» **What the exercise asks**:
Read through the entries below and return each line with the word "通过美西螈的核移植实验和变形虫的横溢实验".

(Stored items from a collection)
+ + + + + + +

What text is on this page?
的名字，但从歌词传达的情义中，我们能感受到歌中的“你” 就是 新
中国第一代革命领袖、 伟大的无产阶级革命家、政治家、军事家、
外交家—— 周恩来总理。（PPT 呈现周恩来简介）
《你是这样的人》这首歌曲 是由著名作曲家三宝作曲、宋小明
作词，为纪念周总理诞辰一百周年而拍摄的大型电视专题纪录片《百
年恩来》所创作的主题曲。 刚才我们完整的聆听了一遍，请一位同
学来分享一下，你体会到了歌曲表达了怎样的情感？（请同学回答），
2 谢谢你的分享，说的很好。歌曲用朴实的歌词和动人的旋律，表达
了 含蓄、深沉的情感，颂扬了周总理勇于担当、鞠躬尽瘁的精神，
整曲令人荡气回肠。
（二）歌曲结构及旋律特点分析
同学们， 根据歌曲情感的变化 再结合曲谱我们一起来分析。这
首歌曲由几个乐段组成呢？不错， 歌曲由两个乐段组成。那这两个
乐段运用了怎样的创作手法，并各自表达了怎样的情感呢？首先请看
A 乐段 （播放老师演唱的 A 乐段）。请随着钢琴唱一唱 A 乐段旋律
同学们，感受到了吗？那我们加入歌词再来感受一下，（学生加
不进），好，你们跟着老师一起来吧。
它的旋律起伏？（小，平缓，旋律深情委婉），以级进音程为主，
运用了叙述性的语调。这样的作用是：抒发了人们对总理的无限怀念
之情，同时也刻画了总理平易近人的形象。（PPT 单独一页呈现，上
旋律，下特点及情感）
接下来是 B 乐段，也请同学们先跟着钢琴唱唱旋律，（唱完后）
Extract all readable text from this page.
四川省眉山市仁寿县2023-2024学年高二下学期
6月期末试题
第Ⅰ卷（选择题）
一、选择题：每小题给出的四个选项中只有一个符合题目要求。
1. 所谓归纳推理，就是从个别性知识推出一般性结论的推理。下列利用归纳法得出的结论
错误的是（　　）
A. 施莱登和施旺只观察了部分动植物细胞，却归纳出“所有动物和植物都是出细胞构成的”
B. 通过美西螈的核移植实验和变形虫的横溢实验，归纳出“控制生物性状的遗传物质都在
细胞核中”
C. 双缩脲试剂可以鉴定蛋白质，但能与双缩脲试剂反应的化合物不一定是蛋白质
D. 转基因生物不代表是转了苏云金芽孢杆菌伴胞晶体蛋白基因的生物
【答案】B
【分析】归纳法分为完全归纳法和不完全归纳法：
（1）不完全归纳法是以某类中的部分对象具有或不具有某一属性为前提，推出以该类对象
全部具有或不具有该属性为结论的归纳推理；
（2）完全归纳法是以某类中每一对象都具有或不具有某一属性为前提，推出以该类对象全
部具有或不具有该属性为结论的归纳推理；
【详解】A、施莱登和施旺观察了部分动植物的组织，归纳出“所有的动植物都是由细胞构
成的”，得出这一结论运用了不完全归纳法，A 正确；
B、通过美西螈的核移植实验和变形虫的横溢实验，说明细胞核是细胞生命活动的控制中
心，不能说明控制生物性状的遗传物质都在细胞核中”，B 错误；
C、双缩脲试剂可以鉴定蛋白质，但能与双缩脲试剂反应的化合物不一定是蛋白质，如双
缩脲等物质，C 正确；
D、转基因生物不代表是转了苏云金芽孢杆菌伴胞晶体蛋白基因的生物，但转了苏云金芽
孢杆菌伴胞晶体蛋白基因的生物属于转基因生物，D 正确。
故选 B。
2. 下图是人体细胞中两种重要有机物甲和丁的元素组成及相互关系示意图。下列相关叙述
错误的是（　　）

+ + + + + + +

» **The solution**:
B. 通过美西螈的核移植实验和变形虫的横溢实验，归纳出“控制生物性状的遗传物质都在
B、通过美西螈的核移植实验和变形虫的横溢实验，说明细胞核是细胞生命活动的控制中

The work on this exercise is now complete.